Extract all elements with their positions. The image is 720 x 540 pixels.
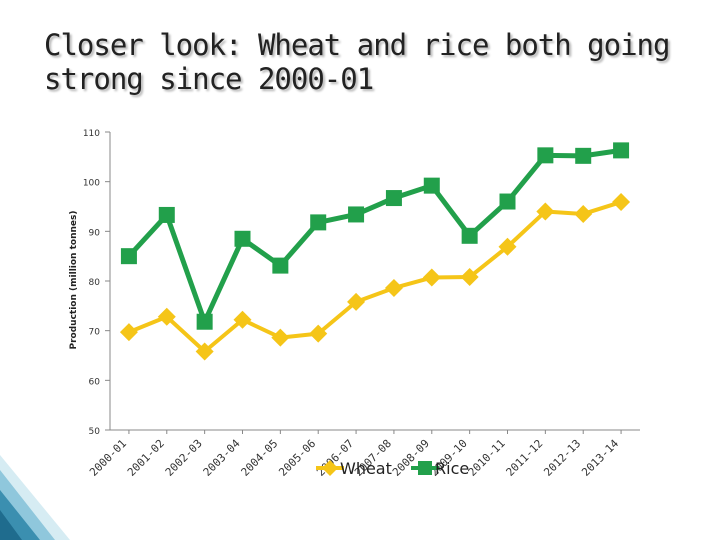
legend-label-wheat: Wheat: [340, 459, 392, 478]
rice-point: [348, 206, 365, 223]
rice-point: [537, 147, 554, 164]
series-line-wheat: [128, 200, 622, 354]
wheat-point: [460, 268, 479, 287]
rice-point: [158, 206, 175, 223]
legend-marker-rice: [418, 461, 432, 475]
wheat-point: [384, 278, 403, 297]
rice-point: [196, 313, 213, 330]
wheat-point: [119, 323, 138, 342]
y-tick-label: 90: [89, 228, 101, 238]
wheat-point: [536, 202, 555, 221]
rice-point: [310, 214, 327, 231]
rice-point: [499, 193, 516, 210]
wheat-point: [195, 342, 214, 361]
x-tick-label: 2000-01: [87, 437, 129, 479]
wheat-point: [157, 307, 176, 326]
y-tick-label: 100: [83, 179, 100, 189]
rice-point: [575, 147, 592, 164]
y-tick-label: 70: [89, 328, 101, 338]
x-tick-label: 2004-05: [239, 437, 281, 479]
wheat-point: [574, 204, 593, 223]
wheat-point: [309, 324, 328, 343]
x-tick-label: 2011-12: [504, 437, 546, 479]
x-tick-label: 2012-13: [541, 437, 583, 479]
wheat-point: [271, 328, 290, 347]
legend-marker-wheat: [322, 460, 338, 476]
wheat-point: [422, 268, 441, 287]
x-tick-label: 2003-04: [201, 437, 243, 479]
y-tick-label: 50: [89, 427, 101, 437]
rice-point: [423, 177, 440, 194]
y-tick-label: 110: [83, 129, 100, 139]
wheat-point: [347, 292, 366, 311]
wheat-point: [498, 237, 517, 256]
x-tick-label: 2010-11: [466, 437, 508, 479]
rice-point: [234, 230, 251, 247]
rice-point: [613, 142, 630, 159]
rice-point: [461, 227, 478, 244]
y-tick-label: 80: [89, 278, 101, 288]
x-tick-label: 2001-02: [125, 437, 167, 479]
x-tick-label: 2002-03: [163, 437, 205, 479]
x-tick-label: 2005-06: [276, 437, 318, 479]
page-title: Closer look: Wheat and rice both going s…: [44, 28, 670, 96]
wheat-point: [233, 310, 252, 329]
rice-point: [272, 257, 289, 274]
wheat-point: [612, 193, 631, 212]
rice-point: [120, 248, 137, 265]
rice-point: [385, 190, 402, 207]
legend-label-rice: Rice: [435, 459, 469, 478]
y-tick-label: 60: [89, 377, 101, 387]
x-tick-label: 2013-14: [579, 437, 621, 479]
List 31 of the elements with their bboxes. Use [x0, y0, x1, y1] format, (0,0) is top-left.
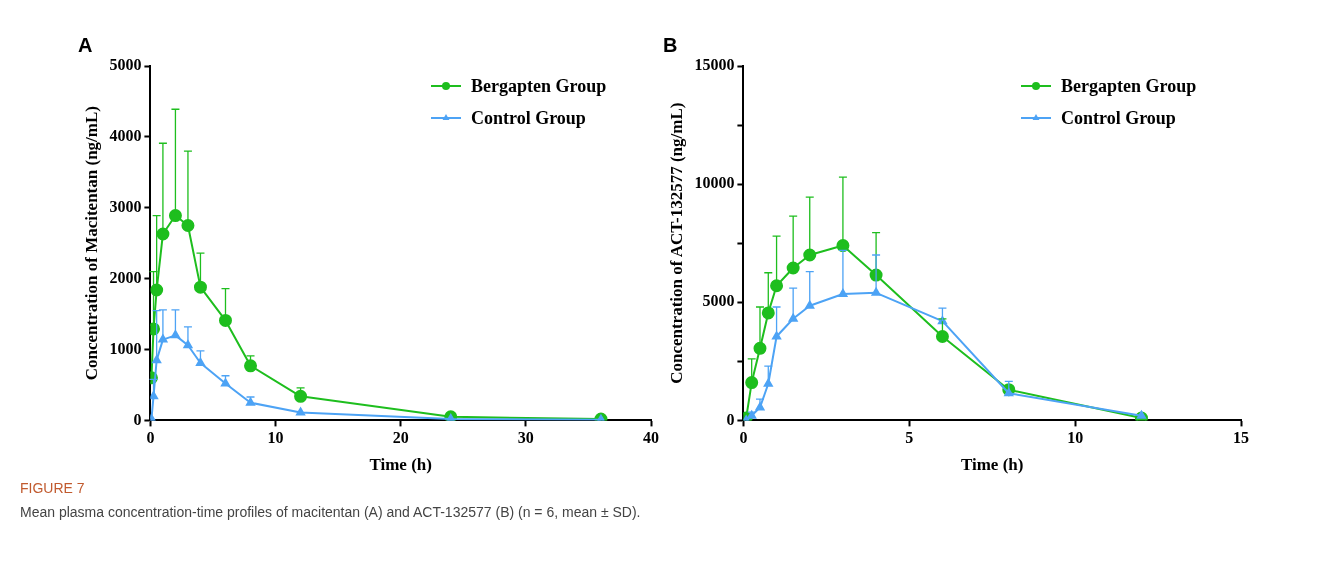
x-tick-label: 0 [146, 429, 155, 447]
x-axis-title: Time (h) [369, 455, 432, 475]
y-tick-label: 4000 [109, 127, 142, 145]
legend-label: Bergapten Group [471, 75, 607, 96]
y-tick-label: 5000 [702, 292, 735, 310]
text: Mean plasma concentration-time profiles of macitentan (A) and ACT-132577 (B) (n = 6, mean ± SD). [20, 504, 642, 520]
y-tick-label: 1000 [109, 339, 142, 357]
chart-title: B [663, 33, 678, 56]
x-tick-label: 20 [392, 429, 409, 447]
x-tick-label: 15 [1233, 429, 1249, 447]
x-tick-label: 5 [905, 429, 914, 447]
y-tick-label: 0 [133, 410, 142, 428]
y-tick-label: 2000 [109, 268, 142, 286]
x-tick-label: 30 [517, 429, 534, 447]
x-tick-label: 40 [643, 429, 659, 447]
legend-label: Control Group [471, 107, 586, 128]
chart-title: A [78, 33, 93, 56]
x-tick-label: 0 [739, 429, 748, 447]
y-tick-label: 5000 [109, 56, 142, 74]
x-tick-label: 10 [267, 429, 284, 447]
legend-label: Control Group [1061, 107, 1176, 128]
y-tick-label: 3000 [109, 197, 142, 215]
y-axis-title: Concentration of ACT-132577 (ng/mL) [666, 102, 686, 384]
x-axis-title: Time (h) [960, 455, 1024, 475]
caption: FIGURE 7 [20, 480, 86, 496]
legend-label: Bergapten Group [1061, 75, 1197, 96]
y-tick-label: 10000 [694, 174, 735, 192]
x-tick-label: 10 [1067, 429, 1084, 447]
y-axis-title: Concentration of Macitentan (ng/mL) [81, 106, 101, 381]
y-tick-label: 15000 [694, 56, 735, 74]
y-tick-label: 0 [726, 410, 735, 428]
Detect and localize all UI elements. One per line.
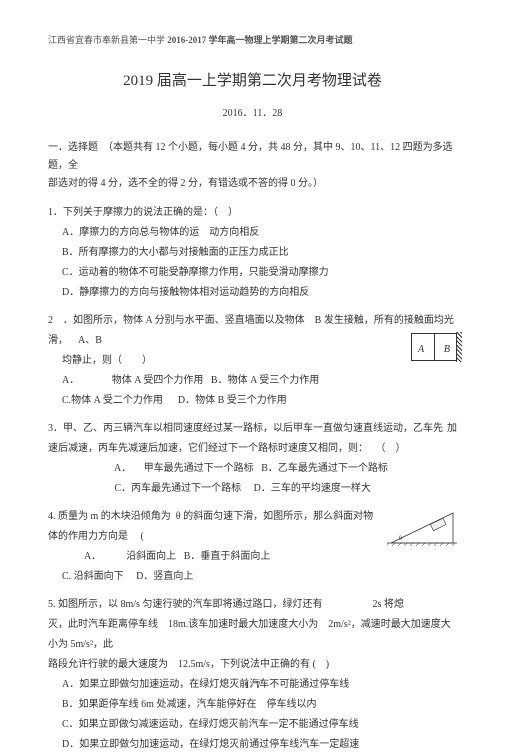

Work to complete: Extract every line of the records above verbatim, leaving out the pictures.

Full answer:
Extract all elements with their positions. The image is 720 x 540 pixels.
legend-label-wheat: Wheat: [340, 459, 392, 478]
rice-point: [348, 206, 365, 223]
rice-point: [537, 147, 554, 164]
series-line-wheat: [128, 200, 622, 354]
wheat-point: [460, 268, 479, 287]
rice-point: [158, 206, 175, 223]
legend-marker-rice: [418, 461, 432, 475]
wheat-point: [384, 278, 403, 297]
rice-point: [196, 313, 213, 330]
wheat-point: [119, 323, 138, 342]
y-tick-label: 90: [89, 228, 101, 238]
wheat-point: [536, 202, 555, 221]
rice-point: [310, 214, 327, 231]
rice-point: [499, 193, 516, 210]
wheat-point: [195, 342, 214, 361]
x-tick-label: 2000-01: [87, 437, 129, 479]
wheat-point: [157, 307, 176, 326]
y-tick-label: 100: [83, 179, 100, 189]
rice-point: [575, 147, 592, 164]
y-tick-label: 70: [89, 328, 101, 338]
x-tick-label: 2004-05: [239, 437, 281, 479]
wheat-point: [574, 204, 593, 223]
wheat-point: [309, 324, 328, 343]
x-tick-label: 2011-12: [504, 437, 546, 479]
x-tick-label: 2012-13: [541, 437, 583, 479]
wheat-point: [271, 328, 290, 347]
legend-marker-wheat: [322, 460, 338, 476]
wheat-point: [422, 268, 441, 287]
x-tick-label: 2003-04: [201, 437, 243, 479]
y-tick-label: 50: [89, 427, 101, 437]
rice-point: [423, 177, 440, 194]
y-tick-label: 110: [83, 129, 100, 139]
wheat-point: [347, 292, 366, 311]
wheat-point: [498, 237, 517, 256]
x-tick-label: 2010-11: [466, 437, 508, 479]
rice-point: [234, 230, 251, 247]
rice-point: [613, 142, 630, 159]
rice-point: [461, 227, 478, 244]
y-tick-label: 80: [89, 278, 101, 288]
x-tick-label: 2001-02: [125, 437, 167, 479]
x-tick-label: 2002-03: [163, 437, 205, 479]
x-tick-label: 2005-06: [276, 437, 318, 479]
page-title: Closer look: Wheat and rice both going s…: [44, 28, 670, 96]
wheat-point: [233, 310, 252, 329]
rice-point: [272, 257, 289, 274]
wheat-point: [612, 193, 631, 212]
rice-point: [120, 248, 137, 265]
rice-point: [385, 190, 402, 207]
legend-label-rice: Rice: [435, 459, 469, 478]
y-tick-label: 60: [89, 377, 101, 387]
x-tick-label: 2013-14: [579, 437, 621, 479]
List 31 of the elements with their bboxes. Use [x0, y0, x1, y1] format, (0,0) is top-left.
x-tick-label: 0 [146, 429, 155, 447]
x-axis-title: Time (h) [369, 455, 432, 475]
y-tick-label: 4000 [109, 127, 142, 145]
legend-label: Bergapten Group [471, 75, 607, 96]
y-tick-label: 5000 [702, 292, 735, 310]
text: Mean plasma concentration-time profiles of macitentan (A) and ACT-132577 (B) (n = 6, mean ± SD). [20, 504, 642, 520]
y-tick-label: 1000 [109, 339, 142, 357]
chart-title: B [663, 33, 678, 56]
x-tick-label: 20 [392, 429, 409, 447]
x-tick-label: 15 [1233, 429, 1249, 447]
x-tick-label: 5 [905, 429, 914, 447]
y-tick-label: 0 [133, 410, 142, 428]
y-tick-label: 2000 [109, 268, 142, 286]
x-tick-label: 30 [517, 429, 534, 447]
x-tick-label: 40 [643, 429, 659, 447]
legend-label: Control Group [471, 107, 586, 128]
chart-title: A [78, 33, 93, 56]
x-tick-label: 0 [739, 429, 748, 447]
y-tick-label: 5000 [109, 56, 142, 74]
x-tick-label: 10 [267, 429, 284, 447]
legend-label: Control Group [1061, 107, 1176, 128]
y-tick-label: 3000 [109, 197, 142, 215]
y-axis-title: Concentration of ACT-132577 (ng/mL) [666, 102, 686, 384]
x-axis-title: Time (h) [960, 455, 1024, 475]
caption: FIGURE 7 [20, 480, 86, 496]
legend-label: Bergapten Group [1061, 75, 1197, 96]
y-tick-label: 10000 [694, 174, 735, 192]
x-tick-label: 10 [1067, 429, 1084, 447]
y-axis-title: Concentration of Macitentan (ng/mL) [81, 106, 101, 381]
y-tick-label: 15000 [694, 56, 735, 74]
y-tick-label: 0 [726, 410, 735, 428]
Detect and localize all UI elements. One per line.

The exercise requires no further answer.